» **SET EXERCISE**
From the listing below, select every line where the word "White" appears.

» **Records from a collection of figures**

---------------

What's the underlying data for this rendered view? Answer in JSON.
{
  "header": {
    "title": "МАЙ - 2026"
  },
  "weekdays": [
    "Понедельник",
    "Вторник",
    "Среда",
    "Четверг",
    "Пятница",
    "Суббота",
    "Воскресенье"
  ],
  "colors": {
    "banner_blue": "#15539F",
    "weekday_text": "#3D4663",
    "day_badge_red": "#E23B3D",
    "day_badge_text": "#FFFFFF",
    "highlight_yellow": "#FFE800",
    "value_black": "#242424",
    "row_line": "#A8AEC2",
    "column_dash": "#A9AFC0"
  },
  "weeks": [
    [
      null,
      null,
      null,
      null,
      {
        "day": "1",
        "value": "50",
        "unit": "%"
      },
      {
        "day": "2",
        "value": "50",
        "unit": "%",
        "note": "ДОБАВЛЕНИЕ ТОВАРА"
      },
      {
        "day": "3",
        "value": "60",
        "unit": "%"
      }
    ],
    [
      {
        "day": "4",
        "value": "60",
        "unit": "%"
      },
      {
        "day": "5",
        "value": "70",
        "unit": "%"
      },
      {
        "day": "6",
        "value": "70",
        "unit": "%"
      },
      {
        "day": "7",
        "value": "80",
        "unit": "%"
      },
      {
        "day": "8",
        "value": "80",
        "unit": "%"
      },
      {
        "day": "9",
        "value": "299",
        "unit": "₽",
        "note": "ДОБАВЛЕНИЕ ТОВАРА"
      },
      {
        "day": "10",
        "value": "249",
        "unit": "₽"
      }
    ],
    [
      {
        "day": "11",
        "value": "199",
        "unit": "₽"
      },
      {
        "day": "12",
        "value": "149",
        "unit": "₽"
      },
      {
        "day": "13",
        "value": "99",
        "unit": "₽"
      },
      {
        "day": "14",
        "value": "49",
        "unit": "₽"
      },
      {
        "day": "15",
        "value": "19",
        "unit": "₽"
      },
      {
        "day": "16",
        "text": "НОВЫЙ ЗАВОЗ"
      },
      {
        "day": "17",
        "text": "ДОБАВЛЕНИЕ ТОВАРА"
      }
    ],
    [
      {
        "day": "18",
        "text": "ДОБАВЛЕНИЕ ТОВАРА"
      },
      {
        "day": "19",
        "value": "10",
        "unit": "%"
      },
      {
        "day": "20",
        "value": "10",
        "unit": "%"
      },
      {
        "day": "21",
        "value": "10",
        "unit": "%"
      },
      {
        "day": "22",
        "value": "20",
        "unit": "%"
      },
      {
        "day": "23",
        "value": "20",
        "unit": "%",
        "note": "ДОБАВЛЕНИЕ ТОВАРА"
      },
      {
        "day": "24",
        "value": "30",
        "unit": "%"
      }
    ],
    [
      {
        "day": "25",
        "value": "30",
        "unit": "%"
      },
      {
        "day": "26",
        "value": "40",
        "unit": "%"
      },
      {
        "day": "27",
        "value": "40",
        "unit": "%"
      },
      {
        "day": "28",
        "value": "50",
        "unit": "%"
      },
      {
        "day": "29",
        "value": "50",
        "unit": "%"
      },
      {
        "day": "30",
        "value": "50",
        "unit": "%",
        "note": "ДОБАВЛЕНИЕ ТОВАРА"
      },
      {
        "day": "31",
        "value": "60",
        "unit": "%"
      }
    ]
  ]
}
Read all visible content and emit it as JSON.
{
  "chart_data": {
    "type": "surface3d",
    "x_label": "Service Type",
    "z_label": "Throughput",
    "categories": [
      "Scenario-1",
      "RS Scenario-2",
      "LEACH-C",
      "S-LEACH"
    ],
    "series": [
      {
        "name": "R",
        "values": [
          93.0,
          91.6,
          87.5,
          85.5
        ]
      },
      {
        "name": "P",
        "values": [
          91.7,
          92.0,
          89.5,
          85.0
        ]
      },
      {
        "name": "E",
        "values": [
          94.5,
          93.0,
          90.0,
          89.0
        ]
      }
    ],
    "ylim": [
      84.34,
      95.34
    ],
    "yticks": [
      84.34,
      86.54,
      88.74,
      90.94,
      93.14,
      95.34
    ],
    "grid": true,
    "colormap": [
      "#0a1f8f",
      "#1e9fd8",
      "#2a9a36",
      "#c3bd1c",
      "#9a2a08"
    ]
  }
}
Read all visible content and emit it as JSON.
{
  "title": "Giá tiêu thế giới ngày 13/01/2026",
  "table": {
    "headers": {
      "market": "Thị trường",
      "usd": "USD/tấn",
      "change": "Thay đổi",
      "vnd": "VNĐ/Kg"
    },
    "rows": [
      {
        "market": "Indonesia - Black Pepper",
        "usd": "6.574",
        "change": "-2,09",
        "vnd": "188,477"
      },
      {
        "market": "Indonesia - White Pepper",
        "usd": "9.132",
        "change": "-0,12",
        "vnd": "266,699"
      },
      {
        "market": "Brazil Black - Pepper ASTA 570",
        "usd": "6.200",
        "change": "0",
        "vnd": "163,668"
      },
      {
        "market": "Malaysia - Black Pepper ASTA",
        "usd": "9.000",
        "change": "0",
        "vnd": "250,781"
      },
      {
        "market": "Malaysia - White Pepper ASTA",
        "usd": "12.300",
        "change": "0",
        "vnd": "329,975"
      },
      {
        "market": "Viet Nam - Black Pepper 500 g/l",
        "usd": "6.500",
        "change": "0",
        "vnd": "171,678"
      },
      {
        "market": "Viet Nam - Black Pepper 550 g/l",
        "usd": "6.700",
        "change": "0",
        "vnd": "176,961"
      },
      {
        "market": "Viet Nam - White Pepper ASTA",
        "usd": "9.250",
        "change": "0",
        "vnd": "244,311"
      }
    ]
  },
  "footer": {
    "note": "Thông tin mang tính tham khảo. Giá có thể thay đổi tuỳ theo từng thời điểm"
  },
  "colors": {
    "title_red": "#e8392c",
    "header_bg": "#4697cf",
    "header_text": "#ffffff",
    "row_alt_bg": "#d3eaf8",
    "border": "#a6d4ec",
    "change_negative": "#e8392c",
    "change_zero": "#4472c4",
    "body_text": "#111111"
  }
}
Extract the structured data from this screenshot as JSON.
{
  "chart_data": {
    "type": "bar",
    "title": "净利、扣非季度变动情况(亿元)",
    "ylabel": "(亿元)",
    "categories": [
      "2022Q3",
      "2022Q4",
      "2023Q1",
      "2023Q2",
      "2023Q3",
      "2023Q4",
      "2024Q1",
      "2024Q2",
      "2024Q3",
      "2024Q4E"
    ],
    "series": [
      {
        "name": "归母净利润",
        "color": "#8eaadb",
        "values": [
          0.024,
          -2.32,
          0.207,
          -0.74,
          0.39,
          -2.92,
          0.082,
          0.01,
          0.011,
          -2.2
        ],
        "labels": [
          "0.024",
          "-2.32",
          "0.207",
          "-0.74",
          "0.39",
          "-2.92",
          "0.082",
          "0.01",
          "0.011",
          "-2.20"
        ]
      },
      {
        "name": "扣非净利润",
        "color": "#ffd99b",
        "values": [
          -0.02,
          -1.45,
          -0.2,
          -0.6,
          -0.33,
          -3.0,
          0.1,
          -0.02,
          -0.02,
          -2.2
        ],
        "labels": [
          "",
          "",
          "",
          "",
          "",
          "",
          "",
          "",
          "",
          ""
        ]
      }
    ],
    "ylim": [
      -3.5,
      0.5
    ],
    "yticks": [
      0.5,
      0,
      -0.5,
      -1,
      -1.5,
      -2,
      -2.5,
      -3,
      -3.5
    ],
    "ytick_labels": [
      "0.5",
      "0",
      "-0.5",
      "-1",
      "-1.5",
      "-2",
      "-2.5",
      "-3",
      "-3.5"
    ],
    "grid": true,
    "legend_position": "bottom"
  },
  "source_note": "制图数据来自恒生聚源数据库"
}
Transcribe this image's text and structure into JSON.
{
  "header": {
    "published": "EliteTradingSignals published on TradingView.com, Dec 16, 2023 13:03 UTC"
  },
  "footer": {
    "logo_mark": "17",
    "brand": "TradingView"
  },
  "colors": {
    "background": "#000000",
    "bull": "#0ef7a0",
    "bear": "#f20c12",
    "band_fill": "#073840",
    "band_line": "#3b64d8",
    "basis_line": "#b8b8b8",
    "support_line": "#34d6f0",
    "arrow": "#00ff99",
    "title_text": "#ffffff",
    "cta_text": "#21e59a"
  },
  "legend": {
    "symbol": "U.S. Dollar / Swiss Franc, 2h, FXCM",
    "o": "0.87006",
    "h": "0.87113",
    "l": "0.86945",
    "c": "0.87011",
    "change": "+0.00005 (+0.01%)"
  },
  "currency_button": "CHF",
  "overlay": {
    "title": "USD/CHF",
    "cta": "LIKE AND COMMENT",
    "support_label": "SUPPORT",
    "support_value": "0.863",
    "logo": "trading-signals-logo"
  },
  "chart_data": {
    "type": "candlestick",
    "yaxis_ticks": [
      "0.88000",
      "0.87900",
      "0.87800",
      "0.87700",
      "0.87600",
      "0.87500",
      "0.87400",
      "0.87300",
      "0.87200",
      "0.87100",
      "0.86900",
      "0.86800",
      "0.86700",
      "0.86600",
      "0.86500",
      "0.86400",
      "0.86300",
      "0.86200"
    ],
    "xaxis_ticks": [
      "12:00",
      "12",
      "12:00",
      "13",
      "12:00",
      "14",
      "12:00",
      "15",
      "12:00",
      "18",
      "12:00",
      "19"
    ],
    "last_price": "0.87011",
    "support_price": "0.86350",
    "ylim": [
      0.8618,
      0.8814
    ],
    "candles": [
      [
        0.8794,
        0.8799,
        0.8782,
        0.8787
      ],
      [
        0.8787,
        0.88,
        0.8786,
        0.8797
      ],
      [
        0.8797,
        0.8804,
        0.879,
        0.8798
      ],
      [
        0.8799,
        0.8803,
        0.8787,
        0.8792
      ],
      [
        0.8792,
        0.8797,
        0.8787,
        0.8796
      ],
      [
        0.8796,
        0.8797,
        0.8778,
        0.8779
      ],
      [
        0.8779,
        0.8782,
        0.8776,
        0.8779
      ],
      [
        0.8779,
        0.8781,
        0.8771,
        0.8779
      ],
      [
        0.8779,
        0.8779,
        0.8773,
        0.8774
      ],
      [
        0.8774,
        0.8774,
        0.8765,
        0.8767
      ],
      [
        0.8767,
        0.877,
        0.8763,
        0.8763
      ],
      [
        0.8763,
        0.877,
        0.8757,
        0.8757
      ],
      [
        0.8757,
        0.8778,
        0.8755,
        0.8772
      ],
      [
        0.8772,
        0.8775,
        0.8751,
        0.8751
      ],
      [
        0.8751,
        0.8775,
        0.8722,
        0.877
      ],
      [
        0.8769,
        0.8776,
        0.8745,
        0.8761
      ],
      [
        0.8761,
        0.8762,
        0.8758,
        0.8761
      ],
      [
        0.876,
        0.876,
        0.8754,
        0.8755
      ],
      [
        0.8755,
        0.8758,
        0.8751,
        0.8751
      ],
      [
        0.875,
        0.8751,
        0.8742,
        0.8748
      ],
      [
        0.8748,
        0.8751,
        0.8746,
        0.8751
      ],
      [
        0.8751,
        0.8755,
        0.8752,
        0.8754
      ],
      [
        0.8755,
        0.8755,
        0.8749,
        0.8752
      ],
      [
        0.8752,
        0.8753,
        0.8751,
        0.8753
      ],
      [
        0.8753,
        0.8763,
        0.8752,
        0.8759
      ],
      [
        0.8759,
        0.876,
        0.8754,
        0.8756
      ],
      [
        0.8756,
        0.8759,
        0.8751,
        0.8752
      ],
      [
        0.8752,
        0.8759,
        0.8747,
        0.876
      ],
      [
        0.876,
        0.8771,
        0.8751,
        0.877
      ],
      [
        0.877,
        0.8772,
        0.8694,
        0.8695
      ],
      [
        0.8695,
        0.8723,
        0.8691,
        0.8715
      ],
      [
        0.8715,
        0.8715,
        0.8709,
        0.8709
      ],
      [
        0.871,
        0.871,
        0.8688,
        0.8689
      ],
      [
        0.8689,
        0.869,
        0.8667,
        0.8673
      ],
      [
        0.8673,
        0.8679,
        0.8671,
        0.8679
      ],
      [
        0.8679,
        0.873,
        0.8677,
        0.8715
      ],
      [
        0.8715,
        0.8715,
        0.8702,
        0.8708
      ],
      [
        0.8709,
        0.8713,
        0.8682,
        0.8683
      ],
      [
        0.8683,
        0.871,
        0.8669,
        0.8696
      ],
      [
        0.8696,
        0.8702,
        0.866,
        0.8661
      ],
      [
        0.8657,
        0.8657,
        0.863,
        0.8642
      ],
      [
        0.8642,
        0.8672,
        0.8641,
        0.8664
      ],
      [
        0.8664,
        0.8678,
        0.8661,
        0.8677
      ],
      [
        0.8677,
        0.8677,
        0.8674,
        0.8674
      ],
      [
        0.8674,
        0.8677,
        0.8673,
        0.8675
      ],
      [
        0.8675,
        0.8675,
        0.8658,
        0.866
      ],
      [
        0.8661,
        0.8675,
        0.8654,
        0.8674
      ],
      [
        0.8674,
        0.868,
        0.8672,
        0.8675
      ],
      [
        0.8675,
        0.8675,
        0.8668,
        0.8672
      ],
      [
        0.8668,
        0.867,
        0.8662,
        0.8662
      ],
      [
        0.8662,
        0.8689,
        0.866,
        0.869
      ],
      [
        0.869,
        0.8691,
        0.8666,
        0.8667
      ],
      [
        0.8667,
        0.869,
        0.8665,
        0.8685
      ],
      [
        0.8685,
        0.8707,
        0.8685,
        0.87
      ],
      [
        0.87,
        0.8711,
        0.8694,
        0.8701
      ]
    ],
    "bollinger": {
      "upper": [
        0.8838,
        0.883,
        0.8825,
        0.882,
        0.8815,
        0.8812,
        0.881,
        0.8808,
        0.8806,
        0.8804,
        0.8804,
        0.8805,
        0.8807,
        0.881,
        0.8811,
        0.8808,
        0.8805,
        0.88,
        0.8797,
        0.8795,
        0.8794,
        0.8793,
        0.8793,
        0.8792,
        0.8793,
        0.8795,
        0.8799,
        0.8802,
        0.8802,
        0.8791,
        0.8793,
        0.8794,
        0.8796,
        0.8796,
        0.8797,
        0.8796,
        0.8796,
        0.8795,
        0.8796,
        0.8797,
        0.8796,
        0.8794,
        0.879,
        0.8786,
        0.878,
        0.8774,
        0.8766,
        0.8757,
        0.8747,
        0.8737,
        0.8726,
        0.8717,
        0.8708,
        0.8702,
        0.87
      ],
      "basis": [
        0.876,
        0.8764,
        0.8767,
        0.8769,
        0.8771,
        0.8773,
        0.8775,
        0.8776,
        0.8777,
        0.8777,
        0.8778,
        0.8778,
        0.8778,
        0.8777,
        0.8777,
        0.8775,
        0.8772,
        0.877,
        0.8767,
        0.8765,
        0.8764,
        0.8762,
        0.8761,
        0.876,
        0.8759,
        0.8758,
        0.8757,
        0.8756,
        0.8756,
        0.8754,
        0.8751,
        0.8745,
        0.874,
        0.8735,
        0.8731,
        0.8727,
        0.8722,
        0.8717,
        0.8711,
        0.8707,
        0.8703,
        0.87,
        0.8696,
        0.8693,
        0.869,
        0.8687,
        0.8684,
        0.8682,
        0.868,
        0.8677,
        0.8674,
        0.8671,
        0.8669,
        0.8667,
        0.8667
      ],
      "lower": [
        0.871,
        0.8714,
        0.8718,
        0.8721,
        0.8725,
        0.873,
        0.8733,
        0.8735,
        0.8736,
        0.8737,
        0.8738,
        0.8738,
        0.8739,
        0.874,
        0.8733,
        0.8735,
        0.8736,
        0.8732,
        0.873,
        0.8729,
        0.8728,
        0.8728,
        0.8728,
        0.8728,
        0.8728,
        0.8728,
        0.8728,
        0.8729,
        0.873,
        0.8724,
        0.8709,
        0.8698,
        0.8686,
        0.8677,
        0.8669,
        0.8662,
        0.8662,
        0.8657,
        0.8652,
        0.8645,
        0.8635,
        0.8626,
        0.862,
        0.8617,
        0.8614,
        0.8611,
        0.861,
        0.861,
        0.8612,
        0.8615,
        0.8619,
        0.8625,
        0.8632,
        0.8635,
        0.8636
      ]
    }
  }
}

---------------

» **TASK ANSWER**
        "market": "Indonesia - White Pepper",
        "market": "Malaysia - White Pepper ASTA",
        "market": "Viet Nam - White Pepper ASTA",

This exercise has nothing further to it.